- Written instruction -
Write out the whole listing word for word.
______________________________
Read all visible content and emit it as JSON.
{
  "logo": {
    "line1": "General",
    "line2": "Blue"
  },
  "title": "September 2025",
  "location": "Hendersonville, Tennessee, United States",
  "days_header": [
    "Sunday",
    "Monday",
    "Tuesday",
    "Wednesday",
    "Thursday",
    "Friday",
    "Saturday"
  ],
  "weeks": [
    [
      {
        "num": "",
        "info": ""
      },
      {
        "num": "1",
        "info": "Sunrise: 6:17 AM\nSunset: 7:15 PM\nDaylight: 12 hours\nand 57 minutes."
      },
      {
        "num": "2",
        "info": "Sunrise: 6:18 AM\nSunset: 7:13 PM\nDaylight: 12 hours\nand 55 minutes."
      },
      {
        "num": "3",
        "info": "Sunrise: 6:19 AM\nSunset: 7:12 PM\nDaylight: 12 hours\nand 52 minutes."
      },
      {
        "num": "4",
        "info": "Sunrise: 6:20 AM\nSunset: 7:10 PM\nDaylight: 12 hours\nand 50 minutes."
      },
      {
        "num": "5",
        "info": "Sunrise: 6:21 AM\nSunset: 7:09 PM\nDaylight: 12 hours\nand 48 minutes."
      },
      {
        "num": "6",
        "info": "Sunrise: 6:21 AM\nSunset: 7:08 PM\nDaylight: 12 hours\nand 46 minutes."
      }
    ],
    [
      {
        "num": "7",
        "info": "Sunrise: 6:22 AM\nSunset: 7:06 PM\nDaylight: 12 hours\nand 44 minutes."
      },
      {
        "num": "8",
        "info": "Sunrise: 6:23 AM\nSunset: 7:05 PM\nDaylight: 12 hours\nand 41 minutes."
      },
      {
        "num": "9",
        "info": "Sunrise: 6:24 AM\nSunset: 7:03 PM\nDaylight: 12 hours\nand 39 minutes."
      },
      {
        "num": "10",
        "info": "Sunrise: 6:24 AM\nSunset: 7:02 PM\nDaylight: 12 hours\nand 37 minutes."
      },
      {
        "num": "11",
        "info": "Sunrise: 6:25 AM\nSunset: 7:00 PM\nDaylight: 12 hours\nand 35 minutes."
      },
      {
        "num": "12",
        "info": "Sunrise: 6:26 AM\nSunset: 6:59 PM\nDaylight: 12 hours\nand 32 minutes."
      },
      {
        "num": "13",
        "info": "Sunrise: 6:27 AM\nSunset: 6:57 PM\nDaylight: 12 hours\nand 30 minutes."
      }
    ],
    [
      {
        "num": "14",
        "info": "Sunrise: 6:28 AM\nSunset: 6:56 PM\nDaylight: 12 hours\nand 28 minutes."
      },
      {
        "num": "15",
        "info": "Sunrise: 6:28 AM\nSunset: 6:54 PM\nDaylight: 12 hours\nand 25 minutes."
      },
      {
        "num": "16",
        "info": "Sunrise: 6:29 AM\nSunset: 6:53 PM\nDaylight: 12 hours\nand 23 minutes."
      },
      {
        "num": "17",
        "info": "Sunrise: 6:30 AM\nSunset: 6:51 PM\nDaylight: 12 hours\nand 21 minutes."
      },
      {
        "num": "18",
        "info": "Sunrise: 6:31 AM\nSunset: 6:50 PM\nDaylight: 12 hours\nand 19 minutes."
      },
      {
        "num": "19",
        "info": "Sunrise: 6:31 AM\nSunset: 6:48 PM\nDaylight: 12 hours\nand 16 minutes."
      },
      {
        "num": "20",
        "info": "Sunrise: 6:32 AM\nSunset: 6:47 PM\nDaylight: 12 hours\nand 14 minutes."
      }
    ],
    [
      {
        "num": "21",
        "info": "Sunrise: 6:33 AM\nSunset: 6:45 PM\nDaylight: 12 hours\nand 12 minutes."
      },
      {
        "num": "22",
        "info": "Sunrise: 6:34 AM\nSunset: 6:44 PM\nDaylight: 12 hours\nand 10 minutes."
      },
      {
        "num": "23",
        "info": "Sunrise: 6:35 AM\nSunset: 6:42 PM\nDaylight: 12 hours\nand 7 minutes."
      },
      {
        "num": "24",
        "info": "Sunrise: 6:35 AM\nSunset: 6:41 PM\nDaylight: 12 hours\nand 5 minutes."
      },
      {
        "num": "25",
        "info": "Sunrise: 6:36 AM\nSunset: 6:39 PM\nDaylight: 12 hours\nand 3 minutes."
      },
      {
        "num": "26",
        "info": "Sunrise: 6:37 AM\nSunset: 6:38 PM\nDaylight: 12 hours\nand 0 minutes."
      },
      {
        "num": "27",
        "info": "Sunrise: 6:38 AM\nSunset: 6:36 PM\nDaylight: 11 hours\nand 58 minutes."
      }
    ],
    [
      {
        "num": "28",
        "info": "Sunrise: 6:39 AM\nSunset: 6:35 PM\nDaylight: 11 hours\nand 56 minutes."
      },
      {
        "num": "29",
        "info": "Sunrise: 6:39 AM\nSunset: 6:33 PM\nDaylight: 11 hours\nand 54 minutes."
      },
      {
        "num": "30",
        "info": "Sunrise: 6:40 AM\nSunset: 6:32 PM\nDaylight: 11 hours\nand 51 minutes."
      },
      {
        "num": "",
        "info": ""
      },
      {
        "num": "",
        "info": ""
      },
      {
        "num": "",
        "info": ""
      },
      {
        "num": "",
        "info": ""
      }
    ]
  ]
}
______________________________
- Correct answer -
Read all visible content and emit it as JSON.
{
  "logo": {
    "line1": "General",
    "line2": "Blue"
  },
  "title": "September 2025",
  "location": "Hendersonville, Tennessee, United States",
  "days_header": [
    "Sunday",
    "Monday",
    "Tuesday",
    "Wednesday",
    "Thursday",
    "Friday",
    "Saturday"
  ],
  "weeks": [
    [
      {
        "num": "",
        "info": ""
      },
      {
        "num": "1",
        "info": "Sunrise: 6:17 AM\nSunset: 7:15 PM\nDaylight: 12 hours\nand 57 minutes."
      },
      {
        "num": "2",
        "info": "Sunrise: 6:18 AM\nSunset: 7:13 PM\nDaylight: 12 hours\nand 55 minutes."
      },
      {
        "num": "3",
        "info": "Sunrise: 6:19 AM\nSunset: 7:12 PM\nDaylight: 12 hours\nand 52 minutes."
      },
      {
        "num": "4",
        "info": "Sunrise: 6:20 AM\nSunset: 7:10 PM\nDaylight: 12 hours\nand 50 minutes."
      },
      {
        "num": "5",
        "info": "Sunrise: 6:21 AM\nSunset: 7:09 PM\nDaylight: 12 hours\nand 48 minutes."
      },
      {
        "num": "6",
        "info": "Sunrise: 6:21 AM\nSunset: 7:08 PM\nDaylight: 12 hours\nand 46 minutes."
      }
    ],
    [
      {
        "num": "7",
        "info": "Sunrise: 6:22 AM\nSunset: 7:06 PM\nDaylight: 12 hours\nand 44 minutes."
      },
      {
        "num": "8",
        "info": "Sunrise: 6:23 AM\nSunset: 7:05 PM\nDaylight: 12 hours\nand 41 minutes."
      },
      {
        "num": "9",
        "info": "Sunrise: 6:24 AM\nSunset: 7:03 PM\nDaylight: 12 hours\nand 39 minutes."
      },
      {
        "num": "10",
        "info": "Sunrise: 6:24 AM\nSunset: 7:02 PM\nDaylight: 12 hours\nand 37 minutes."
      },
      {
        "num": "11",
        "info": "Sunrise: 6:25 AM\nSunset: 7:00 PM\nDaylight: 12 hours\nand 35 minutes."
      },
      {
        "num": "12",
        "info": "Sunrise: 6:26 AM\nSunset: 6:59 PM\nDaylight: 12 hours\nand 32 minutes."
      },
      {
        "num": "13",
        "info": "Sunrise: 6:27 AM\nSunset: 6:57 PM\nDaylight: 12 hours\nand 30 minutes."
      }
    ],
    [
      {
        "num": "14",
        "info": "Sunrise: 6:28 AM\nSunset: 6:56 PM\nDaylight: 12 hours\nand 28 minutes."
      },
      {
        "num": "15",
        "info": "Sunrise: 6:28 AM\nSunset: 6:54 PM\nDaylight: 12 hours\nand 25 minutes."
      },
      {
        "num": "16",
        "info": "Sunrise: 6:29 AM\nSunset: 6:53 PM\nDaylight: 12 hours\nand 23 minutes."
      },
      {
        "num": "17",
        "info": "Sunrise: 6:30 AM\nSunset: 6:51 PM\nDaylight: 12 hours\nand 21 minutes."
      },
      {
        "num": "18",
        "info": "Sunrise: 6:31 AM\nSunset: 6:50 PM\nDaylight: 12 hours\nand 19 minutes."
      },
      {
        "num": "19",
        "info": "Sunrise: 6:31 AM\nSunset: 6:48 PM\nDaylight: 12 hours\nand 16 minutes."
      },
      {
        "num": "20",
        "info": "Sunrise: 6:32 AM\nSunset: 6:47 PM\nDaylight: 12 hours\nand 14 minutes."
      }
    ],
    [
      {
        "num": "21",
        "info": "Sunrise: 6:33 AM\nSunset: 6:45 PM\nDaylight: 12 hours\nand 12 minutes."
      },
      {
        "num": "22",
        "info": "Sunrise: 6:34 AM\nSunset: 6:44 PM\nDaylight: 12 hours\nand 10 minutes."
      },
      {
        "num": "23",
        "info": "Sunrise: 6:35 AM\nSunset: 6:42 PM\nDaylight: 12 hours\nand 7 minutes."
      },
      {
        "num": "24",
        "info": "Sunrise: 6:35 AM\nSunset: 6:41 PM\nDaylight: 12 hours\nand 5 minutes."
      },
      {
        "num": "25",
        "info": "Sunrise: 6:36 AM\nSunset: 6:39 PM\nDaylight: 12 hours\nand 3 minutes."
      },
      {
        "num": "26",
        "info": "Sunrise: 6:37 AM\nSunset: 6:38 PM\nDaylight: 12 hours\nand 0 minutes."
      },
      {
        "num": "27",
        "info": "Sunrise: 6:38 AM\nSunset: 6:36 PM\nDaylight: 11 hours\nand 58 minutes."
      }
    ],
    [
      {
        "num": "28",
        "info": "Sunrise: 6:39 AM\nSunset: 6:35 PM\nDaylight: 11 hours\nand 56 minutes."
      },
      {
        "num": "29",
        "info": "Sunrise: 6:39 AM\nSunset: 6:33 PM\nDaylight: 11 hours\nand 54 minutes."
      },
      {
        "num": "30",
        "info": "Sunrise: 6:40 AM\nSunset: 6:32 PM\nDaylight: 11 hours\nand 51 minutes."
      },
      {
        "num": "",
        "info": ""
      },
      {
        "num": "",
        "info": ""
      },
      {
        "num": "",
        "info": ""
      },
      {
        "num": "",
        "info": ""
      }
    ]
  ]
}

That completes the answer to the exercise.